(Figure record extracts)
· · · · · · ·

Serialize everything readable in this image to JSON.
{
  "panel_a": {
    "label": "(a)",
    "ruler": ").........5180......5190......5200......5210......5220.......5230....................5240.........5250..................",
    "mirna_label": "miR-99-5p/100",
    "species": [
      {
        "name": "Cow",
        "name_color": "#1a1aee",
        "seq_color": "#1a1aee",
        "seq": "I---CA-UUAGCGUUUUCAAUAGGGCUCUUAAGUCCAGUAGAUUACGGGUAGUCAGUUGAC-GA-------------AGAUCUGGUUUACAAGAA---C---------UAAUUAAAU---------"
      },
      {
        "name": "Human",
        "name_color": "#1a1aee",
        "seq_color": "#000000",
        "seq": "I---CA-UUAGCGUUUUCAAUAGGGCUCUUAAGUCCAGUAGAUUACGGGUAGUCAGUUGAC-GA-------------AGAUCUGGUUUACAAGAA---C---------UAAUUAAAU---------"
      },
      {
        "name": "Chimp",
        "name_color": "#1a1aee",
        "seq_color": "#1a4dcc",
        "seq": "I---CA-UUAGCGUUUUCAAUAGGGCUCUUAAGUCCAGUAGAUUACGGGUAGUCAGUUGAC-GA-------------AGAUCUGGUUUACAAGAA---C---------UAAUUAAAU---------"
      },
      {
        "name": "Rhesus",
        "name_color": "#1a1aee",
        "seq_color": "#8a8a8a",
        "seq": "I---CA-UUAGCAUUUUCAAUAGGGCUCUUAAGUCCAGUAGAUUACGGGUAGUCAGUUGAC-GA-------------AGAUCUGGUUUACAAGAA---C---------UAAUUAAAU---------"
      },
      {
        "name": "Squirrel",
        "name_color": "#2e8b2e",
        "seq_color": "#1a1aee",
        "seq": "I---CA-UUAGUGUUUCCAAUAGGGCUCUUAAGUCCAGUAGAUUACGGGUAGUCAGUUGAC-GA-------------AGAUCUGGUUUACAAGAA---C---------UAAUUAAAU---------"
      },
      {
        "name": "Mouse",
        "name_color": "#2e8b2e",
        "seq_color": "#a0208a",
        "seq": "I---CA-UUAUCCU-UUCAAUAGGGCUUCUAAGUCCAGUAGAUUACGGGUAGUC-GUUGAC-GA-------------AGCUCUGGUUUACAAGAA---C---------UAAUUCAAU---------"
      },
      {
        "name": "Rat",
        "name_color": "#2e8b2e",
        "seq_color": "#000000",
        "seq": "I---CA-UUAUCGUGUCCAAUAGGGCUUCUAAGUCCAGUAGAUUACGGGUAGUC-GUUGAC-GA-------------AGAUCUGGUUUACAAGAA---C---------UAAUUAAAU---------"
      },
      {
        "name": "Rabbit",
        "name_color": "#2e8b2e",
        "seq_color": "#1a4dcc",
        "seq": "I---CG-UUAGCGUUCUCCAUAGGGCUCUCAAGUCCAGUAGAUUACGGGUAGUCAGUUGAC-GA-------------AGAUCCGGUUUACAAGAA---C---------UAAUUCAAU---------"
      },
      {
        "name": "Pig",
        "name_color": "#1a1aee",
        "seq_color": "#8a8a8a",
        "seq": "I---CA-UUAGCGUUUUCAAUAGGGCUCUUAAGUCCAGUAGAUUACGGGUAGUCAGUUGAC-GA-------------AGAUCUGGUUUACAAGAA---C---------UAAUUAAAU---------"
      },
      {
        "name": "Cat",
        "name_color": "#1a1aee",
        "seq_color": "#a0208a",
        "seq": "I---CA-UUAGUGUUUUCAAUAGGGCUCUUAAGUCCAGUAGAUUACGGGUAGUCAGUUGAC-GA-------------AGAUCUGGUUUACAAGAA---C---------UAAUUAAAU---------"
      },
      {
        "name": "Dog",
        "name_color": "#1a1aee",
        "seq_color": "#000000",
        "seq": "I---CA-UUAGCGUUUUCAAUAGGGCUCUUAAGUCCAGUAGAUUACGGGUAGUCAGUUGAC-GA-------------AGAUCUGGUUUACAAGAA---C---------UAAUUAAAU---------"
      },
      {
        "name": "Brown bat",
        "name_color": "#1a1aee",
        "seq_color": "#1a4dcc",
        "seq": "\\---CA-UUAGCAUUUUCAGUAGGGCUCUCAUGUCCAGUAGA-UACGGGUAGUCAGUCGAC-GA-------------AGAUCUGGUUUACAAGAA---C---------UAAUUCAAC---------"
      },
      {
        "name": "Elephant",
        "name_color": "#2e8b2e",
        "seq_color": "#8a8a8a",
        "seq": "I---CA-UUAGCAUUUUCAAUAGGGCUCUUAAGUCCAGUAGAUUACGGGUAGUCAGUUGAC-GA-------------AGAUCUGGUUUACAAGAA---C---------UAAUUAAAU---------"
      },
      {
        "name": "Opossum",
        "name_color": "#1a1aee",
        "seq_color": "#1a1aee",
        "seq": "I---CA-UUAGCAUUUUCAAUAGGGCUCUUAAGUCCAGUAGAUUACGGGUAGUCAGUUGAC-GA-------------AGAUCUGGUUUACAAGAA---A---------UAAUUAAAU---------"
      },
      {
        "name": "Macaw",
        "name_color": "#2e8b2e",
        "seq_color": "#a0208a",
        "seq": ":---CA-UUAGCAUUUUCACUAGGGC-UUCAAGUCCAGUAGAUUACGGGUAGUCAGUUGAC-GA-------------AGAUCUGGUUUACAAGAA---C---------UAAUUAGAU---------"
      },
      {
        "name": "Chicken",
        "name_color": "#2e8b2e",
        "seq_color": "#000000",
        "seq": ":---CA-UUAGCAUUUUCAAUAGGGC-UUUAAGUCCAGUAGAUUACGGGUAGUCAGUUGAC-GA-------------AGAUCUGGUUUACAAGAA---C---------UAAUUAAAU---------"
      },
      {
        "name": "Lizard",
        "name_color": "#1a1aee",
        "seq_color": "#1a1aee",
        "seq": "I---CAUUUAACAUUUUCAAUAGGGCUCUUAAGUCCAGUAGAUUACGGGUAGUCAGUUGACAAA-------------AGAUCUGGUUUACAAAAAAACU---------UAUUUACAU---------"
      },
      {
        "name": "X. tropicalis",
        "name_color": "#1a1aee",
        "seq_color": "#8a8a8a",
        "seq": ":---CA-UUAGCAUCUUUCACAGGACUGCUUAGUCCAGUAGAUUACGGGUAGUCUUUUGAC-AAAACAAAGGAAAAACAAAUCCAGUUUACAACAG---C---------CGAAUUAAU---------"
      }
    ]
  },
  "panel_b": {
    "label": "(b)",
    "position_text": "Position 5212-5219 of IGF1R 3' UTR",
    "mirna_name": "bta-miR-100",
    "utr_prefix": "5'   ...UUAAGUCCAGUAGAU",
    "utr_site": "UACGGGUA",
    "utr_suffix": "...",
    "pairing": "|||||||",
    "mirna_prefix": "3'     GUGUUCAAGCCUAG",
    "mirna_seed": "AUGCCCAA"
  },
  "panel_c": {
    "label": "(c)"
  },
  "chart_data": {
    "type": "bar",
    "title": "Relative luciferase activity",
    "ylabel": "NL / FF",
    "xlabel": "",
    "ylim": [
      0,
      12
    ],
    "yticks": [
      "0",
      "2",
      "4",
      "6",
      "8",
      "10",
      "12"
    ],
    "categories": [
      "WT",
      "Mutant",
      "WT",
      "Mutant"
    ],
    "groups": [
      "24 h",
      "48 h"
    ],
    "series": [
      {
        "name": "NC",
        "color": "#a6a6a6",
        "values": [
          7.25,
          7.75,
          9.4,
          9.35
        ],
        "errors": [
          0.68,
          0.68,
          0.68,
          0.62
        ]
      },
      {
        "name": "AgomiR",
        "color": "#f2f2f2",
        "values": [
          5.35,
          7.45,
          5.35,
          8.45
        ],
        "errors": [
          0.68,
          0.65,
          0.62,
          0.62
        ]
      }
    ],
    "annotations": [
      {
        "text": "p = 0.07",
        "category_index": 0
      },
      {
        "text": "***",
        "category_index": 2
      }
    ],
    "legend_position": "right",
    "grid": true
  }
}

· · · · · · ·

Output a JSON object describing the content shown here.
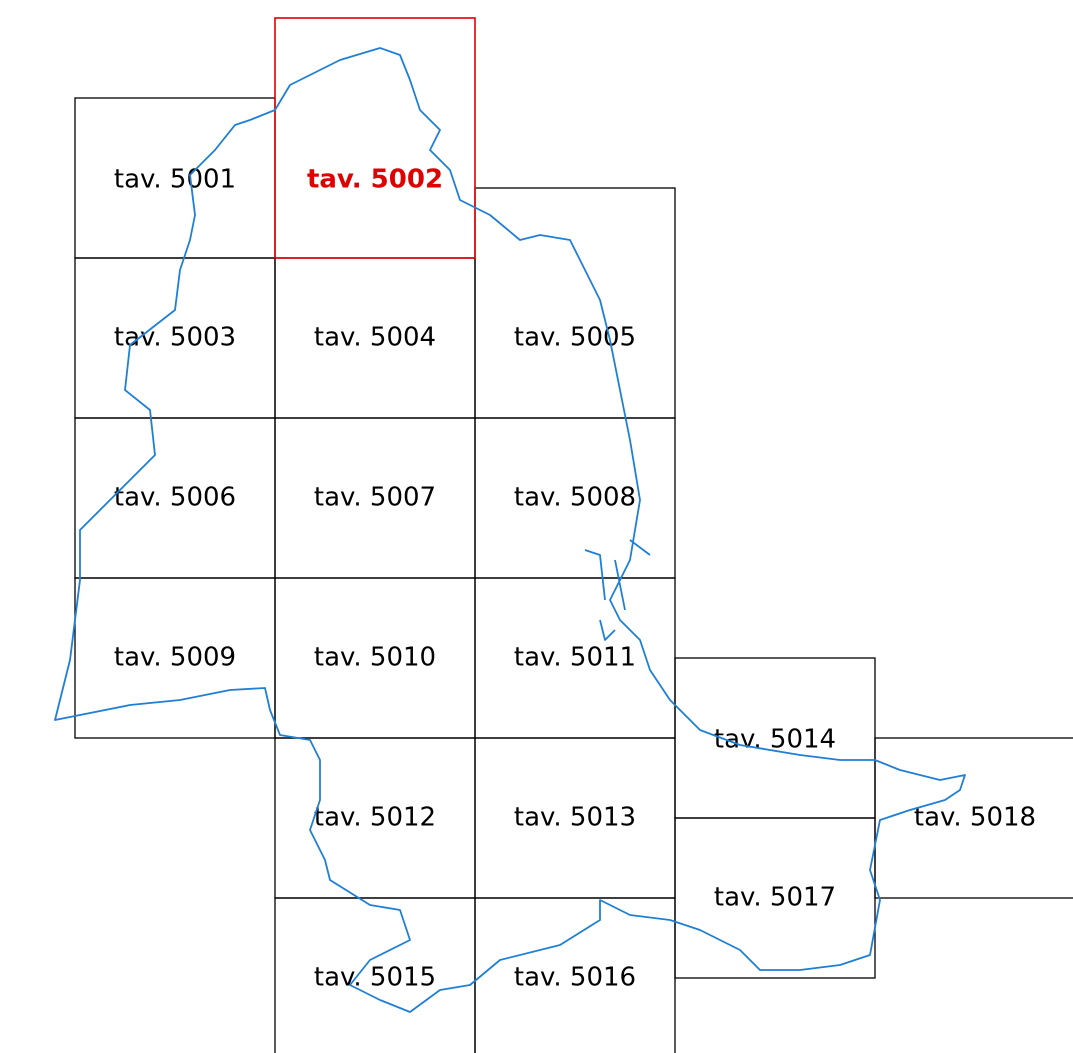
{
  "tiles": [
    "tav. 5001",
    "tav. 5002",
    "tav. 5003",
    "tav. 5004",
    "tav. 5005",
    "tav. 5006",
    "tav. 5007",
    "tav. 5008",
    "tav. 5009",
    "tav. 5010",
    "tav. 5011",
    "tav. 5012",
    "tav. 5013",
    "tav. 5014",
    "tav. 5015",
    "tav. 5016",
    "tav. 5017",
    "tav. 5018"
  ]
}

· · · · · · ·

> [SET TASK]
Filter the data for the string "UAAUUCAAU" and copy every line that has it.

> [CORRECT OUTPUT]
        "seq": "I---CA-UUAUCCU-UUCAAUAGGGCUUCUAAGUCCAGUAGAUUACGGGUAGUC-GUUGAC-GA-------------AGCUCUGGUUUACAAGAA---C---------UAAUUCAAU---------"
        "seq": "I---CG-UUAGCGUUCUCCAUAGGGCUCUCAAGUCCAGUAGAUUACGGGUAGUCAGUUGAC-GA-------------AGAUCCGGUUUACAAGAA---C---------UAAUUCAAU---------"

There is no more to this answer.